Set task:
Return the data exactly, with all pictures removed.

Material for the task:
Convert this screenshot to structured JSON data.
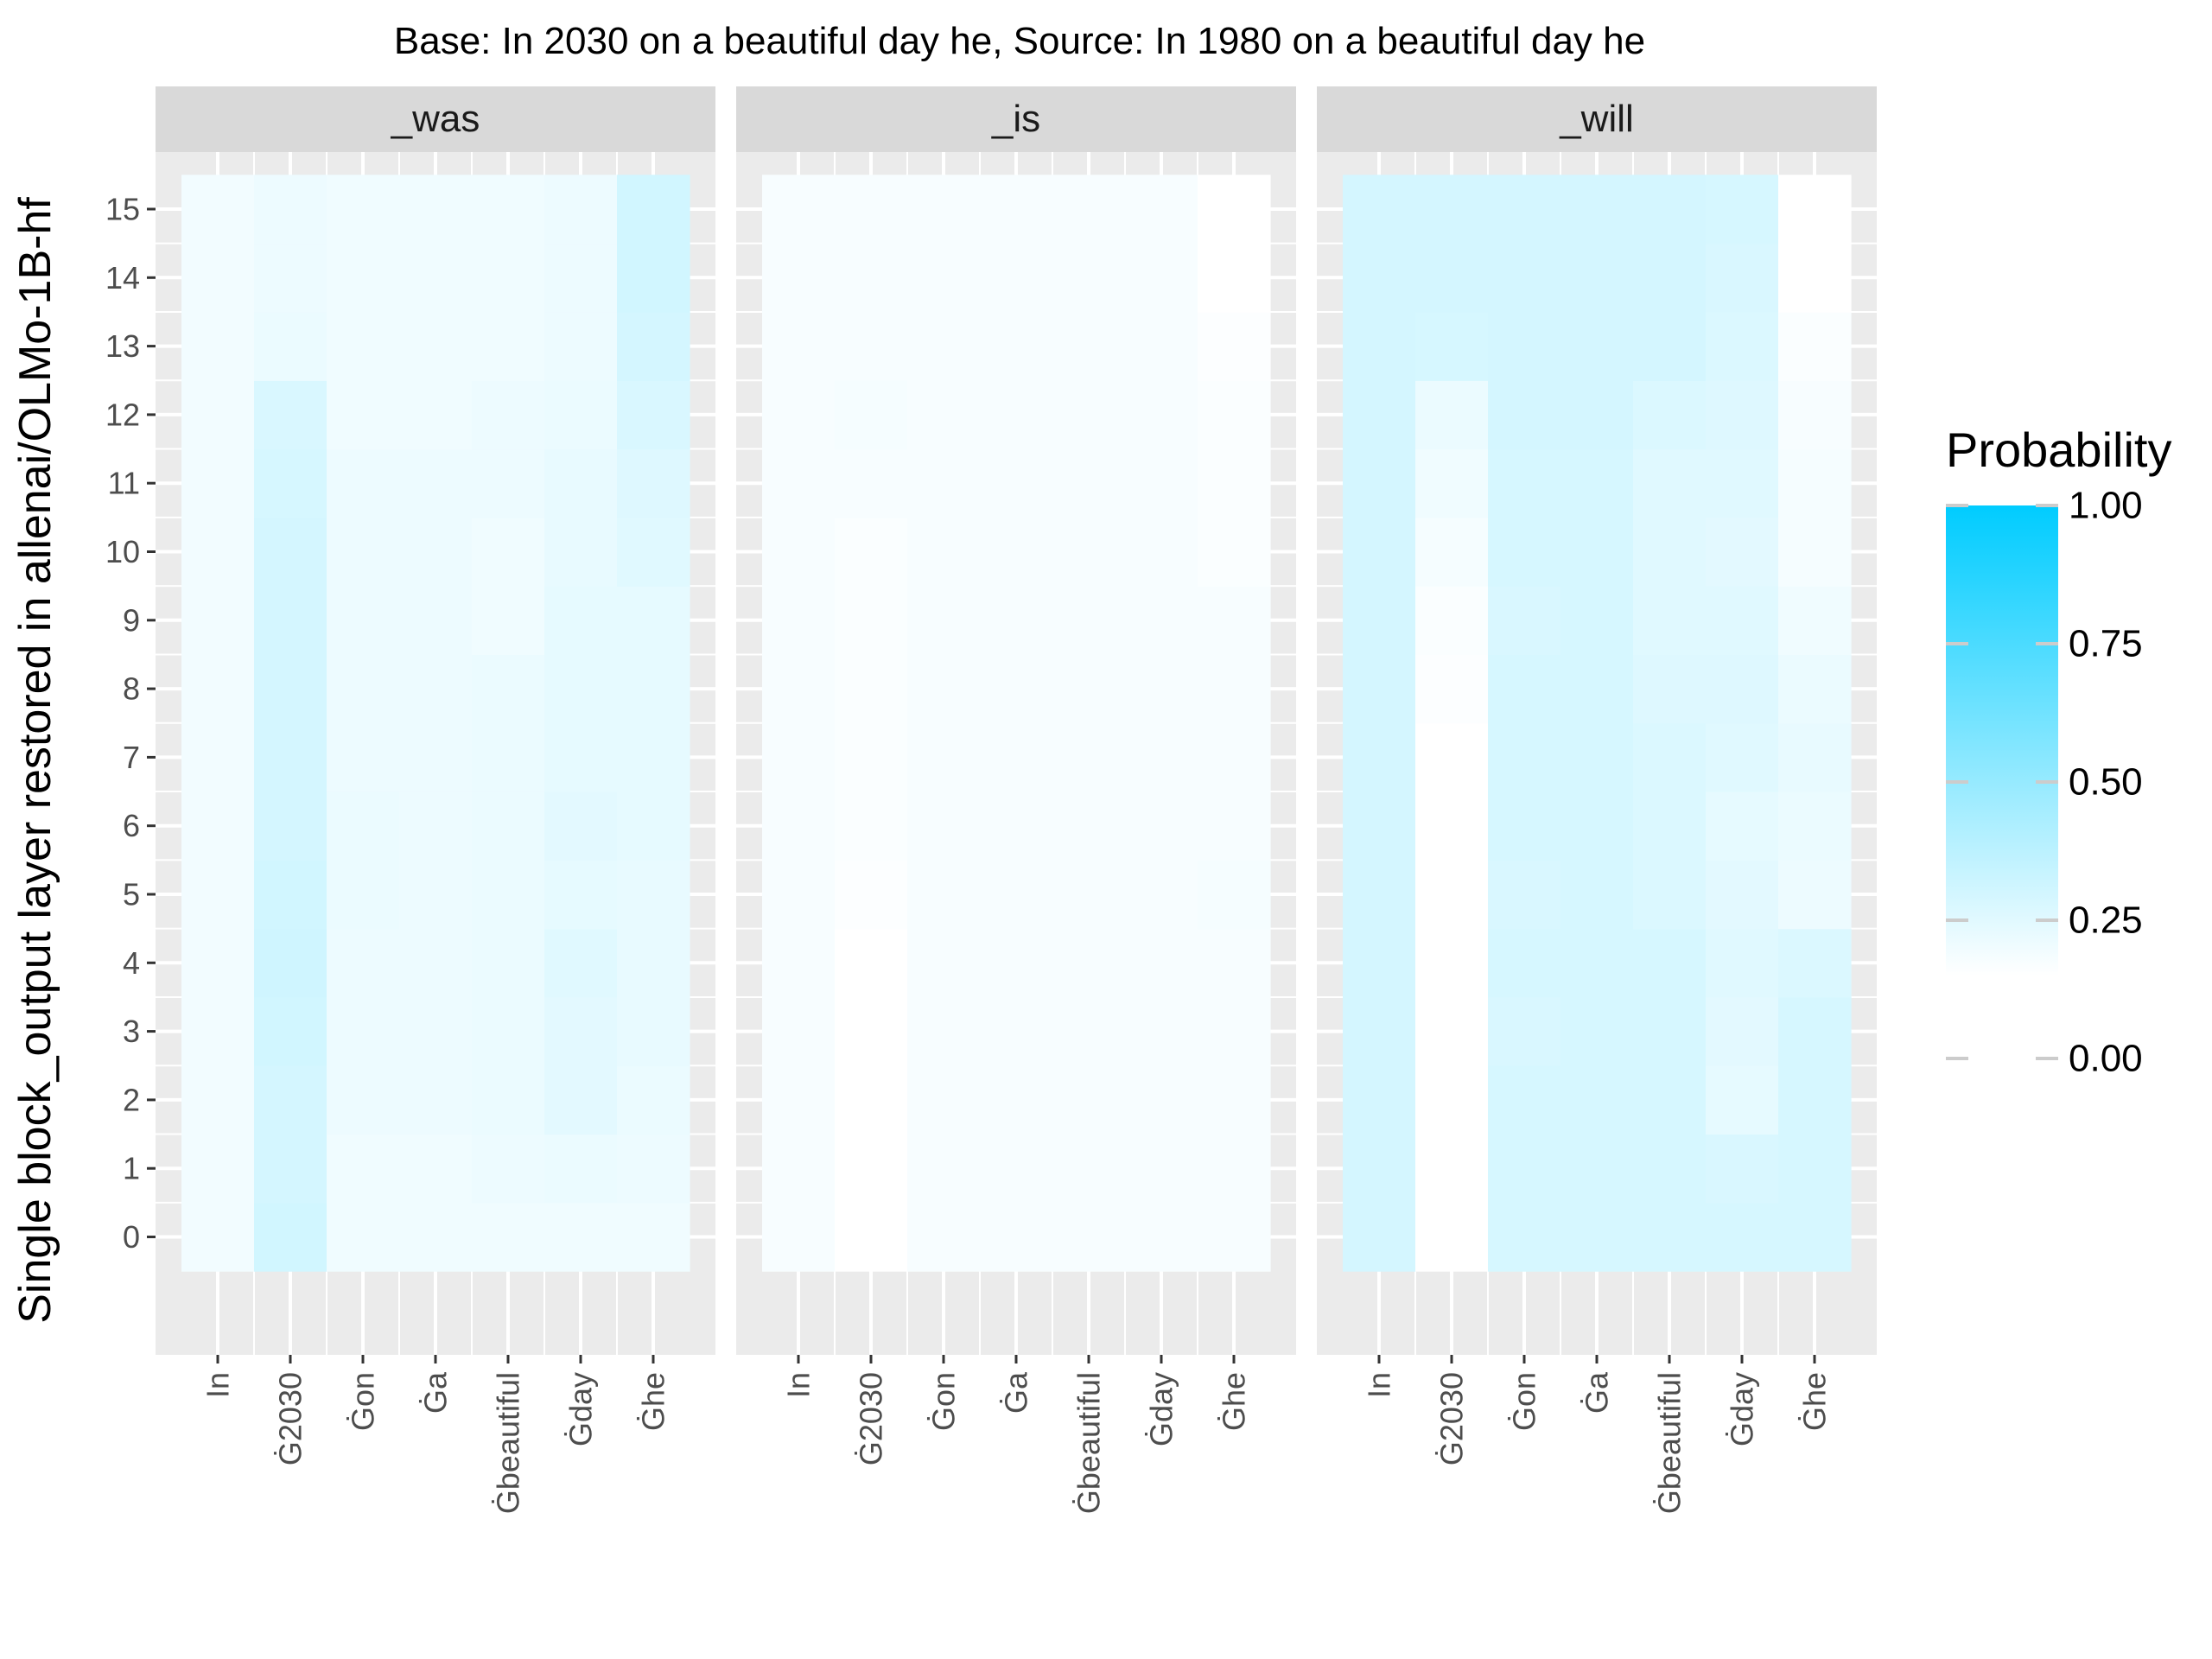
{
  "chart_data": {
    "type": "heatmap",
    "title": "Base: In 2030 on a beautiful day he, Source: In 1980 on a beautiful day he",
    "ylabel": "Single block_output layer restored in allenai/OLMo-1B-hf",
    "xlabel": "",
    "tokens": [
      "In",
      "Ġ2030",
      "Ġon",
      "Ġa",
      "Ġbeautiful",
      "Ġday",
      "Ġhe"
    ],
    "layers": [
      0,
      1,
      2,
      3,
      4,
      5,
      6,
      7,
      8,
      9,
      10,
      11,
      12,
      13,
      14,
      15
    ],
    "color_scale": {
      "low": "#ffffff",
      "high": "#00ccff",
      "min": 0,
      "max": 1
    },
    "legend": {
      "title": "Probability",
      "ticks": [
        "0.00",
        "0.25",
        "0.50",
        "0.75",
        "1.00"
      ]
    },
    "panels": [
      {
        "name": "_was",
        "values": [
          [
            0.05,
            0.05,
            0.05,
            0.05,
            0.05,
            0.05,
            0.05,
            0.05,
            0.05,
            0.05,
            0.05,
            0.05,
            0.05,
            0.05,
            0.05,
            0.05
          ],
          [
            0.18,
            0.17,
            0.17,
            0.18,
            0.19,
            0.18,
            0.17,
            0.17,
            0.17,
            0.17,
            0.17,
            0.16,
            0.15,
            0.08,
            0.07,
            0.07
          ],
          [
            0.06,
            0.06,
            0.07,
            0.07,
            0.07,
            0.08,
            0.08,
            0.07,
            0.07,
            0.07,
            0.07,
            0.07,
            0.06,
            0.06,
            0.06,
            0.06
          ],
          [
            0.06,
            0.06,
            0.07,
            0.07,
            0.07,
            0.07,
            0.07,
            0.07,
            0.07,
            0.07,
            0.07,
            0.07,
            0.06,
            0.06,
            0.06,
            0.06
          ],
          [
            0.06,
            0.07,
            0.08,
            0.08,
            0.08,
            0.08,
            0.08,
            0.08,
            0.08,
            0.06,
            0.06,
            0.07,
            0.07,
            0.06,
            0.06,
            0.06
          ],
          [
            0.06,
            0.08,
            0.11,
            0.11,
            0.12,
            0.1,
            0.11,
            0.1,
            0.1,
            0.1,
            0.09,
            0.09,
            0.08,
            0.07,
            0.07,
            0.07
          ],
          [
            0.06,
            0.07,
            0.08,
            0.09,
            0.09,
            0.09,
            0.1,
            0.1,
            0.1,
            0.1,
            0.12,
            0.13,
            0.15,
            0.17,
            0.18,
            0.18
          ]
        ]
      },
      {
        "name": "_is",
        "values": [
          [
            0.03,
            0.03,
            0.03,
            0.03,
            0.03,
            0.03,
            0.03,
            0.03,
            0.03,
            0.03,
            0.03,
            0.03,
            0.03,
            0.03,
            0.03,
            0.03
          ],
          [
            0.0,
            0.0,
            0.0,
            0.0,
            0.0,
            0.01,
            0.02,
            0.02,
            0.02,
            0.02,
            0.02,
            0.03,
            0.04,
            0.03,
            0.03,
            0.03
          ],
          [
            0.03,
            0.03,
            0.03,
            0.03,
            0.03,
            0.03,
            0.03,
            0.03,
            0.03,
            0.03,
            0.03,
            0.03,
            0.03,
            0.03,
            0.03,
            0.03
          ],
          [
            0.03,
            0.03,
            0.03,
            0.03,
            0.03,
            0.03,
            0.03,
            0.03,
            0.03,
            0.03,
            0.03,
            0.03,
            0.03,
            0.03,
            0.03,
            0.03
          ],
          [
            0.03,
            0.03,
            0.03,
            0.03,
            0.03,
            0.03,
            0.03,
            0.03,
            0.03,
            0.03,
            0.03,
            0.03,
            0.03,
            0.03,
            0.03,
            0.03
          ],
          [
            0.03,
            0.03,
            0.03,
            0.03,
            0.03,
            0.03,
            0.03,
            0.03,
            0.03,
            0.03,
            0.03,
            0.03,
            0.03,
            0.03,
            0.03,
            0.03
          ],
          [
            0.03,
            0.03,
            0.03,
            0.03,
            0.03,
            0.04,
            0.03,
            0.03,
            0.03,
            0.03,
            0.02,
            0.02,
            0.02,
            0.01,
            0.0,
            0.0
          ]
        ]
      },
      {
        "name": "_will",
        "values": [
          [
            0.17,
            0.17,
            0.17,
            0.17,
            0.17,
            0.17,
            0.17,
            0.17,
            0.17,
            0.17,
            0.17,
            0.17,
            0.17,
            0.17,
            0.17,
            0.17
          ],
          [
            0.0,
            0.0,
            0.0,
            0.0,
            0.0,
            0.0,
            0.0,
            0.0,
            0.01,
            0.02,
            0.04,
            0.06,
            0.08,
            0.16,
            0.17,
            0.17
          ],
          [
            0.16,
            0.16,
            0.16,
            0.15,
            0.16,
            0.15,
            0.16,
            0.16,
            0.16,
            0.15,
            0.16,
            0.16,
            0.17,
            0.17,
            0.17,
            0.17
          ],
          [
            0.16,
            0.16,
            0.16,
            0.16,
            0.16,
            0.16,
            0.16,
            0.16,
            0.16,
            0.16,
            0.16,
            0.16,
            0.17,
            0.17,
            0.17,
            0.17
          ],
          [
            0.16,
            0.16,
            0.16,
            0.16,
            0.16,
            0.14,
            0.14,
            0.14,
            0.13,
            0.12,
            0.12,
            0.12,
            0.14,
            0.17,
            0.17,
            0.17
          ],
          [
            0.16,
            0.15,
            0.1,
            0.11,
            0.12,
            0.11,
            0.1,
            0.12,
            0.13,
            0.12,
            0.11,
            0.12,
            0.13,
            0.14,
            0.15,
            0.16
          ],
          [
            0.16,
            0.16,
            0.16,
            0.16,
            0.14,
            0.07,
            0.08,
            0.09,
            0.08,
            0.06,
            0.04,
            0.04,
            0.03,
            0.02,
            0.0,
            0.0
          ]
        ]
      }
    ]
  }
}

Output:
Convert this screenshot to structured JSON data.
{
  "chart_data": {
    "type": "heatmap",
    "title": "Base: In 2030 on a beautiful day he, Source: In 1980 on a beautiful day he",
    "ylabel": "Single block_output layer restored in allenai/OLMo-1B-hf",
    "xlabel": "",
    "tokens": [
      "In",
      "Ġ2030",
      "Ġon",
      "Ġa",
      "Ġbeautiful",
      "Ġday",
      "Ġhe"
    ],
    "layers": [
      0,
      1,
      2,
      3,
      4,
      5,
      6,
      7,
      8,
      9,
      10,
      11,
      12,
      13,
      14,
      15
    ],
    "color_scale": {
      "low": "#ffffff",
      "high": "#00ccff",
      "min": 0,
      "max": 1
    },
    "legend": {
      "title": "Probability",
      "ticks": [
        "0.00",
        "0.25",
        "0.50",
        "0.75",
        "1.00"
      ]
    },
    "panels": [
      {
        "name": "_was",
        "values": [
          [
            0.05,
            0.05,
            0.05,
            0.05,
            0.05,
            0.05,
            0.05,
            0.05,
            0.05,
            0.05,
            0.05,
            0.05,
            0.05,
            0.05,
            0.05,
            0.05
          ],
          [
            0.18,
            0.17,
            0.17,
            0.18,
            0.19,
            0.18,
            0.17,
            0.17,
            0.17,
            0.17,
            0.17,
            0.16,
            0.15,
            0.08,
            0.07,
            0.07
          ],
          [
            0.06,
            0.06,
            0.07,
            0.07,
            0.07,
            0.08,
            0.08,
            0.07,
            0.07,
            0.07,
            0.07,
            0.07,
            0.06,
            0.06,
            0.06,
            0.06
          ],
          [
            0.06,
            0.06,
            0.07,
            0.07,
            0.07,
            0.07,
            0.07,
            0.07,
            0.07,
            0.07,
            0.07,
            0.07,
            0.06,
            0.06,
            0.06,
            0.06
          ],
          [
            0.06,
            0.07,
            0.08,
            0.08,
            0.08,
            0.08,
            0.08,
            0.08,
            0.08,
            0.06,
            0.06,
            0.07,
            0.07,
            0.06,
            0.06,
            0.06
          ],
          [
            0.06,
            0.08,
            0.11,
            0.11,
            0.12,
            0.1,
            0.11,
            0.1,
            0.1,
            0.1,
            0.09,
            0.09,
            0.08,
            0.07,
            0.07,
            0.07
          ],
          [
            0.06,
            0.07,
            0.08,
            0.09,
            0.09,
            0.09,
            0.1,
            0.1,
            0.1,
            0.1,
            0.12,
            0.13,
            0.15,
            0.17,
            0.18,
            0.18
          ]
        ]
      },
      {
        "name": "_is",
        "values": [
          [
            0.03,
            0.03,
            0.03,
            0.03,
            0.03,
            0.03,
            0.03,
            0.03,
            0.03,
            0.03,
            0.03,
            0.03,
            0.03,
            0.03,
            0.03,
            0.03
          ],
          [
            0.0,
            0.0,
            0.0,
            0.0,
            0.0,
            0.01,
            0.02,
            0.02,
            0.02,
            0.02,
            0.02,
            0.03,
            0.04,
            0.03,
            0.03,
            0.03
          ],
          [
            0.03,
            0.03,
            0.03,
            0.03,
            0.03,
            0.03,
            0.03,
            0.03,
            0.03,
            0.03,
            0.03,
            0.03,
            0.03,
            0.03,
            0.03,
            0.03
          ],
          [
            0.03,
            0.03,
            0.03,
            0.03,
            0.03,
            0.03,
            0.03,
            0.03,
            0.03,
            0.03,
            0.03,
            0.03,
            0.03,
            0.03,
            0.03,
            0.03
          ],
          [
            0.03,
            0.03,
            0.03,
            0.03,
            0.03,
            0.03,
            0.03,
            0.03,
            0.03,
            0.03,
            0.03,
            0.03,
            0.03,
            0.03,
            0.03,
            0.03
          ],
          [
            0.03,
            0.03,
            0.03,
            0.03,
            0.03,
            0.03,
            0.03,
            0.03,
            0.03,
            0.03,
            0.03,
            0.03,
            0.03,
            0.03,
            0.03,
            0.03
          ],
          [
            0.03,
            0.03,
            0.03,
            0.03,
            0.03,
            0.04,
            0.03,
            0.03,
            0.03,
            0.03,
            0.02,
            0.02,
            0.02,
            0.01,
            0.0,
            0.0
          ]
        ]
      },
      {
        "name": "_will",
        "values": [
          [
            0.17,
            0.17,
            0.17,
            0.17,
            0.17,
            0.17,
            0.17,
            0.17,
            0.17,
            0.17,
            0.17,
            0.17,
            0.17,
            0.17,
            0.17,
            0.17
          ],
          [
            0.0,
            0.0,
            0.0,
            0.0,
            0.0,
            0.0,
            0.0,
            0.0,
            0.01,
            0.02,
            0.04,
            0.06,
            0.08,
            0.16,
            0.17,
            0.17
          ],
          [
            0.16,
            0.16,
            0.16,
            0.15,
            0.16,
            0.15,
            0.16,
            0.16,
            0.16,
            0.15,
            0.16,
            0.16,
            0.17,
            0.17,
            0.17,
            0.17
          ],
          [
            0.16,
            0.16,
            0.16,
            0.16,
            0.16,
            0.16,
            0.16,
            0.16,
            0.16,
            0.16,
            0.16,
            0.16,
            0.17,
            0.17,
            0.17,
            0.17
          ],
          [
            0.16,
            0.16,
            0.16,
            0.16,
            0.16,
            0.14,
            0.14,
            0.14,
            0.13,
            0.12,
            0.12,
            0.12,
            0.14,
            0.17,
            0.17,
            0.17
          ],
          [
            0.16,
            0.15,
            0.1,
            0.11,
            0.12,
            0.11,
            0.1,
            0.12,
            0.13,
            0.12,
            0.11,
            0.12,
            0.13,
            0.14,
            0.15,
            0.16
          ],
          [
            0.16,
            0.16,
            0.16,
            0.16,
            0.14,
            0.07,
            0.08,
            0.09,
            0.08,
            0.06,
            0.04,
            0.04,
            0.03,
            0.02,
            0.0,
            0.0
          ]
        ]
      }
    ]
  }
}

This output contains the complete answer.